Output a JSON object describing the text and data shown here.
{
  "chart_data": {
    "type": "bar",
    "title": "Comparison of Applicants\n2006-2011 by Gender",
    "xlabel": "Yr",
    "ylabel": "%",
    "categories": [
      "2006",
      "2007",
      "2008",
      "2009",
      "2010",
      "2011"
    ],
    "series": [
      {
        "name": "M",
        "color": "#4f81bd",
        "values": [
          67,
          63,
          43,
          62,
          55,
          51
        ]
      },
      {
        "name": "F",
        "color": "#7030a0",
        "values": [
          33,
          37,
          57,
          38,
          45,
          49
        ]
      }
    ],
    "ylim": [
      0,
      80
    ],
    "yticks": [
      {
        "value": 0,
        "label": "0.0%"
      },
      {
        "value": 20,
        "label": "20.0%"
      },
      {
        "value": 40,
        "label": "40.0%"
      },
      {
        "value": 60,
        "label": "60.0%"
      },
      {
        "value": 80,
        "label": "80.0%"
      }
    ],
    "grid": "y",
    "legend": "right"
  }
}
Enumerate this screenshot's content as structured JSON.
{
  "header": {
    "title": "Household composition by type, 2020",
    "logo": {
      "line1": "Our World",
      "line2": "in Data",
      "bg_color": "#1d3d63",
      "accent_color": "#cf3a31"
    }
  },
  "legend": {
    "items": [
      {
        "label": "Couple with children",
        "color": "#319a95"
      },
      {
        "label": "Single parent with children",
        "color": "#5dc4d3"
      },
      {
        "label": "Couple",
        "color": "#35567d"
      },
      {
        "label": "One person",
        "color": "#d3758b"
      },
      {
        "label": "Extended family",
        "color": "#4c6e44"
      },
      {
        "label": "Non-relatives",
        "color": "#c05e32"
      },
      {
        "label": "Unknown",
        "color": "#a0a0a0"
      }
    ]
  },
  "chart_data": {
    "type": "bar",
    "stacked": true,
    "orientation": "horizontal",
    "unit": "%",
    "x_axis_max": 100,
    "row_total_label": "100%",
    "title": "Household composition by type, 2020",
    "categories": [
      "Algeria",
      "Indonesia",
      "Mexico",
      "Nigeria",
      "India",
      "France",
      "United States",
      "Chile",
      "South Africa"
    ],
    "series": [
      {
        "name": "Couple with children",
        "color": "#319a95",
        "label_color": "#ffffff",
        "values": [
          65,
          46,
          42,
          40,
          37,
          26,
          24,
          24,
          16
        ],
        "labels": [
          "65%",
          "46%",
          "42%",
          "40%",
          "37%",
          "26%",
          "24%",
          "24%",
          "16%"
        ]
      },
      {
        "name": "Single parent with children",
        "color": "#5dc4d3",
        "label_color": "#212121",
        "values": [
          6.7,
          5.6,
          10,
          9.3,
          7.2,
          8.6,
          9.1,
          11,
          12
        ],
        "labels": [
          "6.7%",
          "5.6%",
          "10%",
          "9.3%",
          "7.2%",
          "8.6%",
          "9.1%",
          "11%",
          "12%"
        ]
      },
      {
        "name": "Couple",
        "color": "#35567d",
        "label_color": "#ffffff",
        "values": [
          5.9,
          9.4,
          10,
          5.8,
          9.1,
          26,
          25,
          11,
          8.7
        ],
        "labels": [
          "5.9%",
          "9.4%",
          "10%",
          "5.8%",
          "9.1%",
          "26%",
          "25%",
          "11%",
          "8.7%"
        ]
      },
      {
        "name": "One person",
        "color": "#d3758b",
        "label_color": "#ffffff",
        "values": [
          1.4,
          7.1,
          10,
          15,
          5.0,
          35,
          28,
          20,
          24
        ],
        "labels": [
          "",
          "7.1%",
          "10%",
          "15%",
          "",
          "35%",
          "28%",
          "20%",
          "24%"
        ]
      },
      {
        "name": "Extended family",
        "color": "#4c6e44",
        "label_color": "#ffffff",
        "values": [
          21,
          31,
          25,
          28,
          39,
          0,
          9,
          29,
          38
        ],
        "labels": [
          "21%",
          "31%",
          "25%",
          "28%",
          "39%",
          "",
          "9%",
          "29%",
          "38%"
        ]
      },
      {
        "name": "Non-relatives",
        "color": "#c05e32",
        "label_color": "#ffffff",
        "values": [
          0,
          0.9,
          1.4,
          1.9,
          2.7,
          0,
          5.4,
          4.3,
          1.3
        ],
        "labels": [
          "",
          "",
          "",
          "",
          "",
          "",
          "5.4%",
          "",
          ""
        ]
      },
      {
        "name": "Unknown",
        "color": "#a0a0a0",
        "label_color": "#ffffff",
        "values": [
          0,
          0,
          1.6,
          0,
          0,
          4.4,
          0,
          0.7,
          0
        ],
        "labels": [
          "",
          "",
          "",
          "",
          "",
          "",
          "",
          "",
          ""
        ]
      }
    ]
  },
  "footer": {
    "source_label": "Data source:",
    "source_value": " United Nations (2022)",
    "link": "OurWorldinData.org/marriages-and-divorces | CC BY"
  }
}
::::
**WORK TO COMPLETE**
Pull out and copy each line containing the string "relatives".

**SOLUTION FOR THIS EXERCISE**
        "label": "Non-relatives",
        "name": "Non-relatives",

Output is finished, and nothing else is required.